* _What is needed_
Filter the records below for the word "anvendes". Copy each line that holds it.

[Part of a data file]
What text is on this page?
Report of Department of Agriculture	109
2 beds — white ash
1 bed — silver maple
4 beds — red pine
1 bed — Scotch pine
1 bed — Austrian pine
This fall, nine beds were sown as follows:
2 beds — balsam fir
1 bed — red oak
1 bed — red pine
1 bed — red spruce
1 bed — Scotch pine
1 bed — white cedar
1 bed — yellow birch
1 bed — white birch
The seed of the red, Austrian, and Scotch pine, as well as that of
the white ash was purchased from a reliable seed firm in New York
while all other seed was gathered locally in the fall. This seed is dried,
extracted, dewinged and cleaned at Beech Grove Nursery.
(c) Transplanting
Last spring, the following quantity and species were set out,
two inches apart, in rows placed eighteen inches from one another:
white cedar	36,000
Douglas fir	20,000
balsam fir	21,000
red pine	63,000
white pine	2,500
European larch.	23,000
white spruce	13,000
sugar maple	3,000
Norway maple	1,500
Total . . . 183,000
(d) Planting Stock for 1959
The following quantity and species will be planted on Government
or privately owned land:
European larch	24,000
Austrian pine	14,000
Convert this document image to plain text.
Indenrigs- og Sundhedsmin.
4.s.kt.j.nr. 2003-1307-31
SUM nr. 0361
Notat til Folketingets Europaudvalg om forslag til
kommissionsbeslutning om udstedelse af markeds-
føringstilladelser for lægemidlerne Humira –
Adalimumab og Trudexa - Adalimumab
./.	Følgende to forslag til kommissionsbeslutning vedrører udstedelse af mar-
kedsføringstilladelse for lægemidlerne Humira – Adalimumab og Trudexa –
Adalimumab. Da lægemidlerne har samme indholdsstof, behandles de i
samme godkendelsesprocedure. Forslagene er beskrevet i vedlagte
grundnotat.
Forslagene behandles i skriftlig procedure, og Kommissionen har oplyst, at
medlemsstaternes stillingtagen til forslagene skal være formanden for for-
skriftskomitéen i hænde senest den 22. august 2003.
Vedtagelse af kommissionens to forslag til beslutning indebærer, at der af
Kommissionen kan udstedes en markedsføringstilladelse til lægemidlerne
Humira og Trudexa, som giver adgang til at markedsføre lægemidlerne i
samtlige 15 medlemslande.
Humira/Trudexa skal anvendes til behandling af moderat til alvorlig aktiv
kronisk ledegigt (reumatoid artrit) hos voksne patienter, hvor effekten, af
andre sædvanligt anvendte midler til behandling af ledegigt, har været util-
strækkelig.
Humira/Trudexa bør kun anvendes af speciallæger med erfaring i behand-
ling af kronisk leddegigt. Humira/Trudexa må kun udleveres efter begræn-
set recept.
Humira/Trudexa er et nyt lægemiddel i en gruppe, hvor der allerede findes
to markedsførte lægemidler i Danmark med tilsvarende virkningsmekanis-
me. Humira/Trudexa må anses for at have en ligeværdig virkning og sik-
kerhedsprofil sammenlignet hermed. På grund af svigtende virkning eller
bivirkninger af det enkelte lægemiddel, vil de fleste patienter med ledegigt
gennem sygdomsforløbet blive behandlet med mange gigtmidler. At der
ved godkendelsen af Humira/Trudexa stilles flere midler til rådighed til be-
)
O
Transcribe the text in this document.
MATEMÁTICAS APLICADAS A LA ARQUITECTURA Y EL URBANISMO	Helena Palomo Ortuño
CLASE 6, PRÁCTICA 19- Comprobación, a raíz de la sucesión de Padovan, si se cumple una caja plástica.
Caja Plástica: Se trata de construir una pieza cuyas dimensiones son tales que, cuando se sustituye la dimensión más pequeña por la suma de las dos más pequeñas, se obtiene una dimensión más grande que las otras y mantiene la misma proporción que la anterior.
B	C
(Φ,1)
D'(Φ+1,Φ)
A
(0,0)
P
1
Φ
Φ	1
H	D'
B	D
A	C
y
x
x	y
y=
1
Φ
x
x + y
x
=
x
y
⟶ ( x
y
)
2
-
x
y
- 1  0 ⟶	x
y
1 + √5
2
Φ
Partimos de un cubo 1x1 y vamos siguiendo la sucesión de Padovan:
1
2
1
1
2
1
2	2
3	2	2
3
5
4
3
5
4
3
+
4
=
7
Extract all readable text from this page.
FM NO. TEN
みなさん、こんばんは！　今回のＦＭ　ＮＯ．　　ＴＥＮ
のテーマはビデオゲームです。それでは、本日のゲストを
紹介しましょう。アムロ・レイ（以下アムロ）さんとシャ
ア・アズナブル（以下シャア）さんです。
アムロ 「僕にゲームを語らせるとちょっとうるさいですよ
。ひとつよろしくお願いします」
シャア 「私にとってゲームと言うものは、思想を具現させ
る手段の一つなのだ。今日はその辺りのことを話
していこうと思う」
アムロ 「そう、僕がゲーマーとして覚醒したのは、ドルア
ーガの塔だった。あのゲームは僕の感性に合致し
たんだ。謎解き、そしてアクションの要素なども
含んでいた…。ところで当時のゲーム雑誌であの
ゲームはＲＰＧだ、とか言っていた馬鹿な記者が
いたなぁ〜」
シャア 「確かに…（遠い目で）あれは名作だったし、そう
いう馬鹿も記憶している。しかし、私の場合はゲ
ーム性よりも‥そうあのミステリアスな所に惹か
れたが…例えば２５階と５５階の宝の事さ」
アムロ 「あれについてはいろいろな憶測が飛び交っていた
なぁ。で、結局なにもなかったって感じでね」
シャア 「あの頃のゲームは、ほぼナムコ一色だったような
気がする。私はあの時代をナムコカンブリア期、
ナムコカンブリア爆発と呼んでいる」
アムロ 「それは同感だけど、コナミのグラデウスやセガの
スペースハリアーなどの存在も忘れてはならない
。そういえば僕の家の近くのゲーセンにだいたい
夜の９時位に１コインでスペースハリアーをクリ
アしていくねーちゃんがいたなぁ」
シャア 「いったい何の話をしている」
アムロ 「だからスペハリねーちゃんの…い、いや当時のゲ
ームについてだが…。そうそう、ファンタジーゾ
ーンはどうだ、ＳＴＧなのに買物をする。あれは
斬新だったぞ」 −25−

* _Expected answer_
Humira/Trudexa skal anvendes til behandling af moderat til alvorlig aktiv
Humira/Trudexa bør kun anvendes af speciallæger med erfaring i behand-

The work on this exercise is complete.